DATA LINES>
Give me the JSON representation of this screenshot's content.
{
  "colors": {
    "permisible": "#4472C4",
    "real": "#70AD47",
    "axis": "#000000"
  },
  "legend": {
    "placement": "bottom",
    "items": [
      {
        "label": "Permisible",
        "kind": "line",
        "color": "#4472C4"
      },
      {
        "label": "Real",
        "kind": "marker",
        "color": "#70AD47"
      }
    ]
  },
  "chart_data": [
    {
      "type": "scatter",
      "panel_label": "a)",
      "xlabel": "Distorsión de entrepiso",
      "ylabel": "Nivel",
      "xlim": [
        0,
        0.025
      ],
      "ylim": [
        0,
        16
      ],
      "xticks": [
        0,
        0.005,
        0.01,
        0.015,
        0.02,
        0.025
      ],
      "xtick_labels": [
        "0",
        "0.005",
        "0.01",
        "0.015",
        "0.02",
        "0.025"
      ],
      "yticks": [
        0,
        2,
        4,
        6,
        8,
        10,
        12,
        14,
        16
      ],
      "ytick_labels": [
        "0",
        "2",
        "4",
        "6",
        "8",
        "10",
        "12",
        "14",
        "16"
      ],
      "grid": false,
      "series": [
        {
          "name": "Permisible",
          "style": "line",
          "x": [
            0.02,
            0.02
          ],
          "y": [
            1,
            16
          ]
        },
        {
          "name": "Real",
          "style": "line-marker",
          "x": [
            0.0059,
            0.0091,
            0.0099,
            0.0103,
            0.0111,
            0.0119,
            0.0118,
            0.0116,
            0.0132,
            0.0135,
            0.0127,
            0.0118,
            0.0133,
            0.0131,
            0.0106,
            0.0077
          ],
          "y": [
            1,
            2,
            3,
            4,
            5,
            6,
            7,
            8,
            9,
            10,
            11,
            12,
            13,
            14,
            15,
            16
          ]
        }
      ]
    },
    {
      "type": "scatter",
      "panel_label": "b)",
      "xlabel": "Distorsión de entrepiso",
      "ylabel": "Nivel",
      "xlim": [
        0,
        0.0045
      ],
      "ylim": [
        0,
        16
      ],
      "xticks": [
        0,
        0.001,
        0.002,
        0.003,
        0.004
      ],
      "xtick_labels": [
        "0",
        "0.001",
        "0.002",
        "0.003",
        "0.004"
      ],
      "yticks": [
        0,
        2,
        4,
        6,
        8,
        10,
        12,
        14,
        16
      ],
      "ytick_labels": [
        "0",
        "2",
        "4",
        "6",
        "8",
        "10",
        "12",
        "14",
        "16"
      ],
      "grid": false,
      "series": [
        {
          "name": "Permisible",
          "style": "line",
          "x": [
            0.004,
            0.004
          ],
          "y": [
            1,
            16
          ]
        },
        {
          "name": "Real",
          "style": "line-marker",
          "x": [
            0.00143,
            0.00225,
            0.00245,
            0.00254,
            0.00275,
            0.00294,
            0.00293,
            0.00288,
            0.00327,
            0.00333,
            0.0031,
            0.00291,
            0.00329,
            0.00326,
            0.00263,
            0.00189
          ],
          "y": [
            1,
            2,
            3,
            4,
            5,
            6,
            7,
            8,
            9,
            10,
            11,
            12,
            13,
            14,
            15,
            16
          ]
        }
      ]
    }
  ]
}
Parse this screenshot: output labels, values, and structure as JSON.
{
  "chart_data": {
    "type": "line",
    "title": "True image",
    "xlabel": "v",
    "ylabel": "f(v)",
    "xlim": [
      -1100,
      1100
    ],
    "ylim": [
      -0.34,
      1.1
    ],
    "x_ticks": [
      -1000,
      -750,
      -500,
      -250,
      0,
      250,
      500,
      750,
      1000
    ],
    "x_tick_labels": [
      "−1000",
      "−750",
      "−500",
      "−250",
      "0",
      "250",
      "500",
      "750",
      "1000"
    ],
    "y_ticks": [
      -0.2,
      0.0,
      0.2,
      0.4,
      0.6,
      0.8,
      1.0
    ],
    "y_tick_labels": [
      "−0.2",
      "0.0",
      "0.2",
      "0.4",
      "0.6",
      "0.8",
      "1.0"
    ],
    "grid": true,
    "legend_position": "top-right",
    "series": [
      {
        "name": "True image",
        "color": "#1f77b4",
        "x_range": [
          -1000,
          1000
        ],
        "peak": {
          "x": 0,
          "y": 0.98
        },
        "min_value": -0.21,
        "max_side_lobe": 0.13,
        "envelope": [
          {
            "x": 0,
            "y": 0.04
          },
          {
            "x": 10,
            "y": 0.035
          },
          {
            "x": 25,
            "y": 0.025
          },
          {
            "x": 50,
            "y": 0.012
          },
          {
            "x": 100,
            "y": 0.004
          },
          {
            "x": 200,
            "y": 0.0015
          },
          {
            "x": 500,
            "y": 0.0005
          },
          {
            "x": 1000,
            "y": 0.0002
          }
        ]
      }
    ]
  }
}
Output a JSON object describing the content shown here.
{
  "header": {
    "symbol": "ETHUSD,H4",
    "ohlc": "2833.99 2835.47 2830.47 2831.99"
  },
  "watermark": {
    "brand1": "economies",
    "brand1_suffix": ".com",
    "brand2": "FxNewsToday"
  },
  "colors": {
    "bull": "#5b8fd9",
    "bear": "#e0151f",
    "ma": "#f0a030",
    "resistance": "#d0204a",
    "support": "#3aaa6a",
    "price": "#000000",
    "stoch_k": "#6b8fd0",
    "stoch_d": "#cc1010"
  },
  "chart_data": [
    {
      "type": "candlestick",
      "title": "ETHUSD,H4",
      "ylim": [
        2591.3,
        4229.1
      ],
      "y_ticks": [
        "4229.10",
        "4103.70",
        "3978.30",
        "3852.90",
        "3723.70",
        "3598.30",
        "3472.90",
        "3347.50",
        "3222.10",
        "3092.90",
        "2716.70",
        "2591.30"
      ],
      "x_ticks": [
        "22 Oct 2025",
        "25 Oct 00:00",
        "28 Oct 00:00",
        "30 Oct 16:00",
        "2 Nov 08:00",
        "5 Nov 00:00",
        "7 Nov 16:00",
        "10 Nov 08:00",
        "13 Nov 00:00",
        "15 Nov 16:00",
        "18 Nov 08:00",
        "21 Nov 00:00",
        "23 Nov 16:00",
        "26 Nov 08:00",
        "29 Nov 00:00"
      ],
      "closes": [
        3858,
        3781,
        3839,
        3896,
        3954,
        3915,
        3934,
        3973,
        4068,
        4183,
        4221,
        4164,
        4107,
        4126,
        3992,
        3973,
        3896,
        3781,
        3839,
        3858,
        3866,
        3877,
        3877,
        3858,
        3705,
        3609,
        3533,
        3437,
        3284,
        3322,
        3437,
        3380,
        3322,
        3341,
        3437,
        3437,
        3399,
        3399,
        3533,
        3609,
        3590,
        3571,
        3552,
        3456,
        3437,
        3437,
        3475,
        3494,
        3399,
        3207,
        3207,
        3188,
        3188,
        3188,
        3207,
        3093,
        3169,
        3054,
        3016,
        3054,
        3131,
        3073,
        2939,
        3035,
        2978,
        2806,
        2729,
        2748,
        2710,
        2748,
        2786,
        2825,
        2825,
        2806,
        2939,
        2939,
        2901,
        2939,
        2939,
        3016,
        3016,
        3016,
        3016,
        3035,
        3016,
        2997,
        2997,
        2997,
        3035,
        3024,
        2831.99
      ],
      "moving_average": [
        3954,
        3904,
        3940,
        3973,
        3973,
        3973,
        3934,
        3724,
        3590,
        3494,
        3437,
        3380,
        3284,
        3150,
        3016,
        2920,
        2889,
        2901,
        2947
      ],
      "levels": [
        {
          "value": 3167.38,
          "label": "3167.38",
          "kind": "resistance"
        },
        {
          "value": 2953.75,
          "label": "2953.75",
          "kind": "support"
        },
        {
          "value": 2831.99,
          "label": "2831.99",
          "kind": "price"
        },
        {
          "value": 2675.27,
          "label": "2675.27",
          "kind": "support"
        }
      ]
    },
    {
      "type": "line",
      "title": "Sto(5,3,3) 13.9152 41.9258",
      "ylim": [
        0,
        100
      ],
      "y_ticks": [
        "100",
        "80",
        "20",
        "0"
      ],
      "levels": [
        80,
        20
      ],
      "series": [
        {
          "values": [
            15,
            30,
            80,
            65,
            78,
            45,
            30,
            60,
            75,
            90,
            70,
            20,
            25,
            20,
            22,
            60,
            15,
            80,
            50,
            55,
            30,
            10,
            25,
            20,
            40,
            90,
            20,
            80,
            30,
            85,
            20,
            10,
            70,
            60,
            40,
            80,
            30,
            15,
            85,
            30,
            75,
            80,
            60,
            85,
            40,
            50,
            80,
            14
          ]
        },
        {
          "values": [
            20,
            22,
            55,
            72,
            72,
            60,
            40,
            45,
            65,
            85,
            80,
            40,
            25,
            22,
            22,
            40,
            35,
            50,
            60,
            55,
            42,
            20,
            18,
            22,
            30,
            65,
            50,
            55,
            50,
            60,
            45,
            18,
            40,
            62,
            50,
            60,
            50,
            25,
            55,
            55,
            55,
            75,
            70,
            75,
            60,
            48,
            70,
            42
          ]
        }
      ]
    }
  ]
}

GOAL OF THE EXERCISE>
Count the lines above that contain the word "title", and reply with only that number.

REPLY>
3